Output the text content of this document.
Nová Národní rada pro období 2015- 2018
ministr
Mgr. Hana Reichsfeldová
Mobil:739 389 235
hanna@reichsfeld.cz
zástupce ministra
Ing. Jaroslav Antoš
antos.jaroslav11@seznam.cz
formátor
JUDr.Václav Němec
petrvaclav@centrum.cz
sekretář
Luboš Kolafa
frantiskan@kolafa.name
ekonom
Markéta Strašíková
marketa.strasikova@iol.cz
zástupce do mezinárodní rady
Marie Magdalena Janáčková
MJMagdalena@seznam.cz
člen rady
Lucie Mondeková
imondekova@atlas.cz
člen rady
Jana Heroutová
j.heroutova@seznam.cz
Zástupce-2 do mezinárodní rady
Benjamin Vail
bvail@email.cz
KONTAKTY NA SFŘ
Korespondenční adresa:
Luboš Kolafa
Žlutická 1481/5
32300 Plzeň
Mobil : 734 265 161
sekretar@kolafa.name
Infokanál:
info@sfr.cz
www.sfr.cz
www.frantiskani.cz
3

════════════════

• _What is required_
Using the listing above, please repeat every entry exactly.

• _Task output_
Output the text content of this document.
Nová Národní rada pro období 2015- 2018
ministr
Mgr. Hana Reichsfeldová
Mobil:739 389 235
hanna@reichsfeld.cz
zástupce ministra
Ing. Jaroslav Antoš
antos.jaroslav11@seznam.cz
formátor
JUDr.Václav Němec
petrvaclav@centrum.cz
sekretář
Luboš Kolafa
frantiskan@kolafa.name
ekonom
Markéta Strašíková
marketa.strasikova@iol.cz
zástupce do mezinárodní rady
Marie Magdalena Janáčková
MJMagdalena@seznam.cz
člen rady
Lucie Mondeková
imondekova@atlas.cz
člen rady
Jana Heroutová
j.heroutova@seznam.cz
Zástupce-2 do mezinárodní rady
Benjamin Vail
bvail@email.cz
KONTAKTY NA SFŘ
Korespondenční adresa:
Luboš Kolafa
Žlutická 1481/5
32300 Plzeň
Mobil : 734 265 161
sekretar@kolafa.name
Infokanál:
info@sfr.cz
www.sfr.cz
www.frantiskani.cz
3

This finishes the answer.